### Work required
Below are some records; give them all again exactly, but not the pictures.

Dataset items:

* BEGIN *

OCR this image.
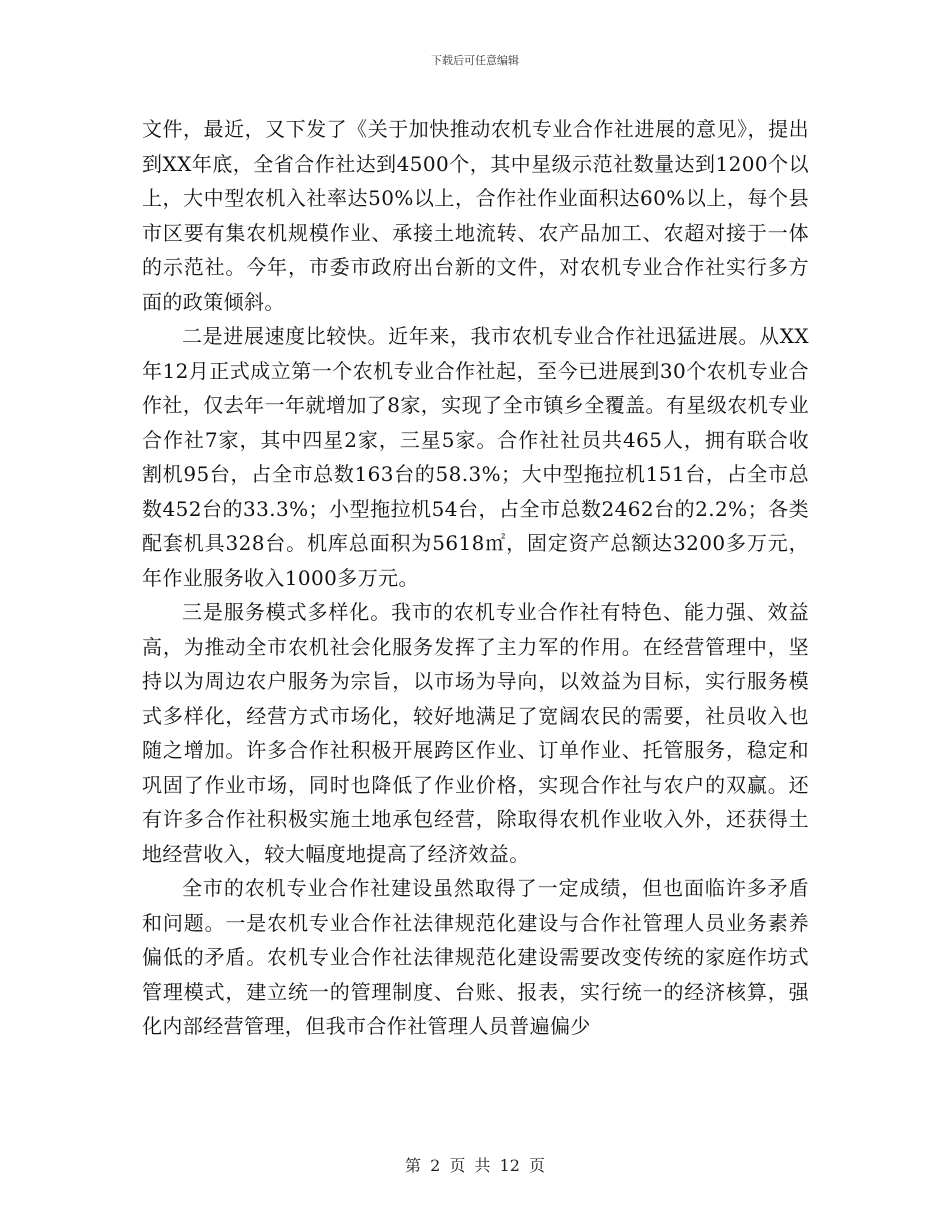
下载后可任意编辑

文件，最近，又下发了《关于加快推动农机专业合作社进展的意见》，提出到XX年底，全省合作社达到4500个，其中星级示范社数量达到1200个以上，大中型农机入社率达50%以上，合作社作业面积达60%以上，每个县市区要有集农机规模作业、承接土地流转、农产品加工、农超对接于一体的示范社。今年，市委市政府出台新的文件，对农机专业合作社实行多方面的政策倾斜。

二是进展速度比较快。近年来，我市农机专业合作社迅猛进展。从XX年12月正式成立第一个农机专业合作社起，至今已进展到30个农机专业合作社，仅去年一年就增加了8家，实现了全市镇乡全覆盖。有星级农机专业合作社7家，其中四星2家，三星5家。合作社社员共465人，拥有联合收割机95台，占全市总数163台的58.3%；大中型拖拉机151台，占全市总数452台的33.3%；小型拖拉机54台，占全市总数2462台的2.2%；各类配套机具328台。机库总面积为5618㎡，固定资产总额达3200多万元，年作业服务收入1000多万元。

三是服务模式多样化。我市的农机专业合作社有特色、能力强、效益高，为推动全市农机社会化服务发挥了主力军的作用。在经营管理中，坚持以为周边农户服务为宗旨，以市场为导向，以效益为目标，实行服务模式多样化，经营方式市场化，较好地满足了宽阔农民的需要，社员收入也随之增加。许多合作社积极开展跨区作业、订单作业、托管服务，稳定和巩固了作业市场，同时也降低了作业价格，实现合作社与农户的双赢。还有许多合作社积极实施土地承包经营，除取得农机作业收入外，还获得土地经营收入，较大幅度地提高了经济效益。

全市的农机专业合作社建设虽然取得了一定成绩，但也面临许多矛盾和问题。一是农机专业合作社法律规范化建设与合作社管理人员业务素养偏低的矛盾。农机专业合作社法律规范化建设需要改变传统的家庭作坊式管理模式，建立统一的管理制度、台账、报表，实行统一的经济核算，强化内部经营管理，但我市合作社管理人员普遍偏少

第 2 页 共 12 页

* END *

### Result for this exercise
OCR this image.
下载后可任意编辑

文件，最近，又下发了《关于加快推动农机专业合作社进展的意见》，提出到XX年底，全省合作社达到4500个，其中星级示范社数量达到1200个以上，大中型农机入社率达50%以上，合作社作业面积达60%以上，每个县市区要有集农机规模作业、承接土地流转、农产品加工、农超对接于一体的示范社。今年，市委市政府出台新的文件，对农机专业合作社实行多方面的政策倾斜。

二是进展速度比较快。近年来，我市农机专业合作社迅猛进展。从XX年12月正式成立第一个农机专业合作社起，至今已进展到30个农机专业合作社，仅去年一年就增加了8家，实现了全市镇乡全覆盖。有星级农机专业合作社7家，其中四星2家，三星5家。合作社社员共465人，拥有联合收割机95台，占全市总数163台的58.3%；大中型拖拉机151台，占全市总数452台的33.3%；小型拖拉机54台，占全市总数2462台的2.2%；各类配套机具328台。机库总面积为5618㎡，固定资产总额达3200多万元，年作业服务收入1000多万元。

三是服务模式多样化。我市的农机专业合作社有特色、能力强、效益高，为推动全市农机社会化服务发挥了主力军的作用。在经营管理中，坚持以为周边农户服务为宗旨，以市场为导向，以效益为目标，实行服务模式多样化，经营方式市场化，较好地满足了宽阔农民的需要，社员收入也随之增加。许多合作社积极开展跨区作业、订单作业、托管服务，稳定和巩固了作业市场，同时也降低了作业价格，实现合作社与农户的双赢。还有许多合作社积极实施土地承包经营，除取得农机作业收入外，还获得土地经营收入，较大幅度地提高了经济效益。

全市的农机专业合作社建设虽然取得了一定成绩，但也面临许多矛盾和问题。一是农机专业合作社法律规范化建设与合作社管理人员业务素养偏低的矛盾。农机专业合作社法律规范化建设需要改变传统的家庭作坊式管理模式，建立统一的管理制度、台账、报表，实行统一的经济核算，强化内部经营管理，但我市合作社管理人员普遍偏少

第 2 页 共 12 页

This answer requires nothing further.